:: Description of the task ::
Put every line of the records below into a Markdown table with the columns n and Line, giving each line a numbered row and omitting blank lines.
Start of Input
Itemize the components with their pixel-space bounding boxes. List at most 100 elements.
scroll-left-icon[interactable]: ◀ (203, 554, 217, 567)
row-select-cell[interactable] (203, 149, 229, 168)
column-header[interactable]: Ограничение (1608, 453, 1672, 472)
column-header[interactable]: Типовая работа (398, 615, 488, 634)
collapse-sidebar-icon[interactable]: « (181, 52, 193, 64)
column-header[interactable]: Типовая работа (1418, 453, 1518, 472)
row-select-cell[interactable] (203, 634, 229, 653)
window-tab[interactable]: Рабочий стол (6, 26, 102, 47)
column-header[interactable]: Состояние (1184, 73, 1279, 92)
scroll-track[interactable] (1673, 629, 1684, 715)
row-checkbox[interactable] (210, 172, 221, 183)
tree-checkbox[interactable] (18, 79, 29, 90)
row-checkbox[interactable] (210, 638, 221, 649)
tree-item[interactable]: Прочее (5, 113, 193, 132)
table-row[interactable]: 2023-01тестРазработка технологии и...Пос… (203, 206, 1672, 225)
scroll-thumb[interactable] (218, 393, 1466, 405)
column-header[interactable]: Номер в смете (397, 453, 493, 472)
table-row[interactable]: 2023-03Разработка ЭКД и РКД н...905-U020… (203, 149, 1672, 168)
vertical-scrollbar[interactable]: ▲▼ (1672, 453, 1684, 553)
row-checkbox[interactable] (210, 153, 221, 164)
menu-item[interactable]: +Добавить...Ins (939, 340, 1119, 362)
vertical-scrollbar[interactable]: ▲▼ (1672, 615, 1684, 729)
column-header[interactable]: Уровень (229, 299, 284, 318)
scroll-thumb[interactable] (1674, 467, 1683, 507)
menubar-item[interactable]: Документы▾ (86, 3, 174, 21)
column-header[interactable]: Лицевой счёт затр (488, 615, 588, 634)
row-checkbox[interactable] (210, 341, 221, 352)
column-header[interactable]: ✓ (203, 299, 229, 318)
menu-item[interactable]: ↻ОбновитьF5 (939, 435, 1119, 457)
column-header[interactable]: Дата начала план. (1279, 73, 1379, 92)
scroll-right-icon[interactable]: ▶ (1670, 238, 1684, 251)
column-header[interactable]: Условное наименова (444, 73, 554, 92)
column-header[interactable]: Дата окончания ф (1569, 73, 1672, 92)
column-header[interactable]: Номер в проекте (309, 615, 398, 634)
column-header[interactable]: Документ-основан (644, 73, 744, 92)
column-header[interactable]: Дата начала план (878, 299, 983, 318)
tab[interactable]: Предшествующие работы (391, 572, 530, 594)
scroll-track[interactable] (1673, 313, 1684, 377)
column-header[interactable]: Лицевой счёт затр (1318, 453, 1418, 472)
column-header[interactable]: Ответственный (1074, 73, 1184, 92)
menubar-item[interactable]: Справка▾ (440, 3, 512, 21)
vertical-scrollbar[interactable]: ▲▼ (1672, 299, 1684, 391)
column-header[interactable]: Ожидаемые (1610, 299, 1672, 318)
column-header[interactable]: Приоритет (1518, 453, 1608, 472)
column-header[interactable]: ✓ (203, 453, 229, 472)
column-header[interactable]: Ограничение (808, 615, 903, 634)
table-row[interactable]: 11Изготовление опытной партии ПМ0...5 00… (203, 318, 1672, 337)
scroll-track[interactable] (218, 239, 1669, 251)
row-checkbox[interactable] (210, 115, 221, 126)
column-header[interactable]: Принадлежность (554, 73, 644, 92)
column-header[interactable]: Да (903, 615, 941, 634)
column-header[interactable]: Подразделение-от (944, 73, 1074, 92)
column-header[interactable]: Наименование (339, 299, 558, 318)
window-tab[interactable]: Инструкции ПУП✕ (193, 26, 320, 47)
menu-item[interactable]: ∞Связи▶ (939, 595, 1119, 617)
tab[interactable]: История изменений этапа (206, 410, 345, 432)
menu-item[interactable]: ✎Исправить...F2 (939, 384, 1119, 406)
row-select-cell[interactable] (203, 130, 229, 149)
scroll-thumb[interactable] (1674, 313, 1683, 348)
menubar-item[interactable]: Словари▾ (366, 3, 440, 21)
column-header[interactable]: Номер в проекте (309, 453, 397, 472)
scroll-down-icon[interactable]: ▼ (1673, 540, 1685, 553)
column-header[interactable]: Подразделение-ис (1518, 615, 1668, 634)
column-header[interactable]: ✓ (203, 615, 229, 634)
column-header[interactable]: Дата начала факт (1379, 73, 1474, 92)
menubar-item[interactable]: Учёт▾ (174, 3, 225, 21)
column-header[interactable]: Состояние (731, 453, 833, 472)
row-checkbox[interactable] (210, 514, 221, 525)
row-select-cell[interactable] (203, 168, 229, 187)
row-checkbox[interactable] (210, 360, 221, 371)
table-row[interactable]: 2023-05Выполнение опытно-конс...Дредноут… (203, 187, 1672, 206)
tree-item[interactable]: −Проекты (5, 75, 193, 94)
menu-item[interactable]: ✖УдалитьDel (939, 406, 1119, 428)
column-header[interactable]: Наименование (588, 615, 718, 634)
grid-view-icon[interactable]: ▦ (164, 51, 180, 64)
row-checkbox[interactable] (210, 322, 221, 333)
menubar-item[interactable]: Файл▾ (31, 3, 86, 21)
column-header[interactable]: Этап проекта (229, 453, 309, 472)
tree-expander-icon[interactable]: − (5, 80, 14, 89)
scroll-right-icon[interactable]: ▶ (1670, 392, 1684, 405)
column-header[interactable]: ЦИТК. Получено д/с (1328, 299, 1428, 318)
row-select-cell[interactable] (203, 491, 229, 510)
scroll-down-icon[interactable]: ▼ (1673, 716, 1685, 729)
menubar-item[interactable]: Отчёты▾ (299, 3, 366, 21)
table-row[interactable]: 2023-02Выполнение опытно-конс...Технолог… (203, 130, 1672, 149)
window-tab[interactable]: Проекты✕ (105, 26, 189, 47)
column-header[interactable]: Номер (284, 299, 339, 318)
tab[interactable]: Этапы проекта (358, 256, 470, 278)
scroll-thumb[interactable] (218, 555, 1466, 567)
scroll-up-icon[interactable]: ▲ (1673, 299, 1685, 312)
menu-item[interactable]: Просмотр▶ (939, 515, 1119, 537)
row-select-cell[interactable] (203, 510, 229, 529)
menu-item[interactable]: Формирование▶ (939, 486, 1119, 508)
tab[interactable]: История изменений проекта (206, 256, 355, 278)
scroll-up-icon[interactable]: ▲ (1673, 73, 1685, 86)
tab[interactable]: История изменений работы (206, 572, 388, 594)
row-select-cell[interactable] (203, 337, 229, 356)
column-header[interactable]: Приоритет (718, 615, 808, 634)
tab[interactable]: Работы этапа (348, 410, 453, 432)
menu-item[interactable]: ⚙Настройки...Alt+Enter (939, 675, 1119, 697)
End of Input
:: Task answer ::
| n | Line |
|---|---|
| 1 | Itemize the components with their pixel-space bounding boxes. List at most 100 elements. |
| 2 | scroll-left-icon[interactable]: ◀ (203, 554, 217, 567) |
| 3 | row-select-cell[interactable] (203, 149, 229, 168) |
| 4 | column-header[interactable]: Ограничение (1608, 453, 1672, 472) |
| 5 | column-header[interactable]: Типовая работа (398, 615, 488, 634) |
| 6 | collapse-sidebar-icon[interactable]: « (181, 52, 193, 64) |
| 7 | column-header[interactable]: Типовая работа (1418, 453, 1518, 472) |
| 8 | row-select-cell[interactable] (203, 634, 229, 653) |
| 9 | window-tab[interactable]: Рабочий стол (6, 26, 102, 47) |
| 10 | column-header[interactable]: Состояние (1184, 73, 1279, 92) |
| 11 | scroll-track[interactable] (1673, 629, 1684, 715) |
| 12 | row-checkbox[interactable] (210, 172, 221, 183) |
| 13 | tree-checkbox[interactable] (18, 79, 29, 90) |
| 14 | row-checkbox[interactable] (210, 638, 221, 649) |
| 15 | tree-item[interactable]: Прочее (5, 113, 193, 132) |
| 16 | table-row[interactable]: 2023-01тестРазработка технологии и...Пос… (203, 206, 1672, 225) |
| 17 | scroll-thumb[interactable] (218, 393, 1466, 405) |
| 18 | column-header[interactable]: Номер в смете (397, 453, 493, 472) |
| 19 | table-row[interactable]: 2023-03Разработка ЭКД и РКД н...905-U020… (203, 149, 1672, 168) |
| 20 | vertical-scrollbar[interactable]: ▲▼ (1672, 453, 1684, 553) |
| 21 | row-checkbox[interactable] (210, 153, 221, 164) |
| 22 | menu-item[interactable]: +Добавить...Ins (939, 340, 1119, 362) |
| 23 | vertical-scrollbar[interactable]: ▲▼ (1672, 615, 1684, 729) |
| 24 | column-header[interactable]: Уровень (229, 299, 284, 318) |
| 25 | scroll-thumb[interactable] (1674, 467, 1683, 507) |
| 26 | menubar-item[interactable]: Документы▾ (86, 3, 174, 21) |
| 27 | column-header[interactable]: Лицевой счёт затр (488, 615, 588, 634) |
| 28 | row-checkbox[interactable] (210, 341, 221, 352) |
| 29 | column-header[interactable]: ✓ (203, 299, 229, 318) |
| 30 | menu-item[interactable]: ↻ОбновитьF5 (939, 435, 1119, 457) |
| 31 | column-header[interactable]: Дата начала план. (1279, 73, 1379, 92) |
| 32 | scroll-right-icon[interactable]: ▶ (1670, 238, 1684, 251) |
| 33 | column-header[interactable]: Условное наименова (444, 73, 554, 92) |
| 34 | column-header[interactable]: Дата окончания ф (1569, 73, 1672, 92) |
| 35 | column-header[interactable]: Номер в проекте (309, 615, 398, 634) |
| 36 | column-header[interactable]: Документ-основан (644, 73, 744, 92) |
| 37 | column-header[interactable]: Дата начала план (878, 299, 983, 318) |
| 38 | tab[interactable]: Предшествующие работы (391, 572, 530, 594) |
| 39 | scroll-track[interactable] (1673, 313, 1684, 377) |
| 40 | column-header[interactable]: Лицевой счёт затр (1318, 453, 1418, 472) |
| 41 | column-header[interactable]: Ответственный (1074, 73, 1184, 92) |
| 42 | menubar-item[interactable]: Справка▾ (440, 3, 512, 21) |
| 43 | vertical-scrollbar[interactable]: ▲▼ (1672, 299, 1684, 391) |
| 44 | column-header[interactable]: Ожидаемые (1610, 299, 1672, 318) |
| 45 | column-header[interactable]: Приоритет (1518, 453, 1608, 472) |
| 46 | column-header[interactable]: ✓ (203, 453, 229, 472) |
| 47 | column-header[interactable]: Ограничение (808, 615, 903, 634) |
| 48 | table-row[interactable]: 11Изготовление опытной партии ПМ0...5 00… (203, 318, 1672, 337) |
| 49 | scroll-track[interactable] (218, 239, 1669, 251) |
| 50 | row-checkbox[interactable] (210, 115, 221, 126) |
| 51 | column-header[interactable]: Принадлежность (554, 73, 644, 92) |
| 52 | column-header[interactable]: Да (903, 615, 941, 634) |
| 53 | column-header[interactable]: Подразделение-от (944, 73, 1074, 92) |
| 54 | column-header[interactable]: Наименование (339, 299, 558, 318) |
| 55 | window-tab[interactable]: Инструкции ПУП✕ (193, 26, 320, 47) |
| 56 | menu-item[interactable]: ∞Связи▶ (939, 595, 1119, 617) |
| 57 | tab[interactable]: История изменений этапа (206, 410, 345, 432) |
| 58 | menu-item[interactable]: ✎Исправить...F2 (939, 384, 1119, 406) |
| 59 | row-select-cell[interactable] (203, 130, 229, 149) |
| 60 | scroll-thumb[interactable] (1674, 313, 1683, 348) |
| 61 | menubar-item[interactable]: Словари▾ (366, 3, 440, 21) |
| 62 | column-header[interactable]: Номер в проекте (309, 453, 397, 472) |
| 63 | scroll-down-icon[interactable]: ▼ (1673, 540, 1685, 553) |
| 64 | column-header[interactable]: Подразделение-ис (1518, 615, 1668, 634) |
| 65 | column-header[interactable]: ✓ (203, 615, 229, 634) |
| 66 | column-header[interactable]: Дата начала факт (1379, 73, 1474, 92) |
| 67 | menubar-item[interactable]: Учёт▾ (174, 3, 225, 21) |
| 68 | column-header[interactable]: Состояние (731, 453, 833, 472) |
| 69 | row-checkbox[interactable] (210, 514, 221, 525) |
| 70 | row-select-cell[interactable] (203, 168, 229, 187) |
| 71 | row-checkbox[interactable] (210, 360, 221, 371) |
| 72 | table-row[interactable]: 2023-05Выполнение опытно-конс...Дредноут… (203, 187, 1672, 206) |
| 73 | tree-item[interactable]: −Проекты (5, 75, 193, 94) |
| 74 | menu-item[interactable]: ✖УдалитьDel (939, 406, 1119, 428) |
| 75 | column-header[interactable]: Наименование (588, 615, 718, 634) |
| 76 | grid-view-icon[interactable]: ▦ (164, 51, 180, 64) |
| 77 | row-checkbox[interactable] (210, 322, 221, 333) |
| 78 | menubar-item[interactable]: Файл▾ (31, 3, 86, 21) |
| 79 | column-header[interactable]: Этап проекта (229, 453, 309, 472) |
| 80 | tree-expander-icon[interactable]: − (5, 80, 14, 89) |
| 81 | scroll-right-icon[interactable]: ▶ (1670, 392, 1684, 405) |
| 82 | column-header[interactable]: ЦИТК. Получено д/с (1328, 299, 1428, 318) |
| 83 | row-select-cell[interactable] (203, 491, 229, 510) |
| 84 | scroll-down-icon[interactable]: ▼ (1673, 716, 1685, 729) |
| 85 | menubar-item[interactable]: Отчёты▾ (299, 3, 366, 21) |
| 86 | table-row[interactable]: 2023-02Выполнение опытно-конс...Технолог… (203, 130, 1672, 149) |
| 87 | window-tab[interactable]: Проекты✕ (105, 26, 189, 47) |
| 88 | column-header[interactable]: Номер (284, 299, 339, 318) |
| 89 | tab[interactable]: Этапы проекта (358, 256, 470, 278) |
| 90 | scroll-thumb[interactable] (218, 555, 1466, 567) |
| 91 | scroll-up-icon[interactable]: ▲ (1673, 299, 1685, 312) |
| 92 | menu-item[interactable]: Просмотр▶ (939, 515, 1119, 537) |
| 93 | row-select-cell[interactable] (203, 510, 229, 529) |
| 94 | menu-item[interactable]: Формирование▶ (939, 486, 1119, 508) |
| 95 | tab[interactable]: История изменений проекта (206, 256, 355, 278) |
| 96 | scroll-up-icon[interactable]: ▲ (1673, 73, 1685, 86) |
| 97 | tab[interactable]: История изменений работы (206, 572, 388, 594) |
| 98 | row-select-cell[interactable] (203, 337, 229, 356) |
| 99 | column-header[interactable]: Приоритет (718, 615, 808, 634) |
| 100 | tab[interactable]: Работы этапа (348, 410, 453, 432) |
| 101 | menu-item[interactable]: ⚙Настройки...Alt+Enter (939, 675, 1119, 697) |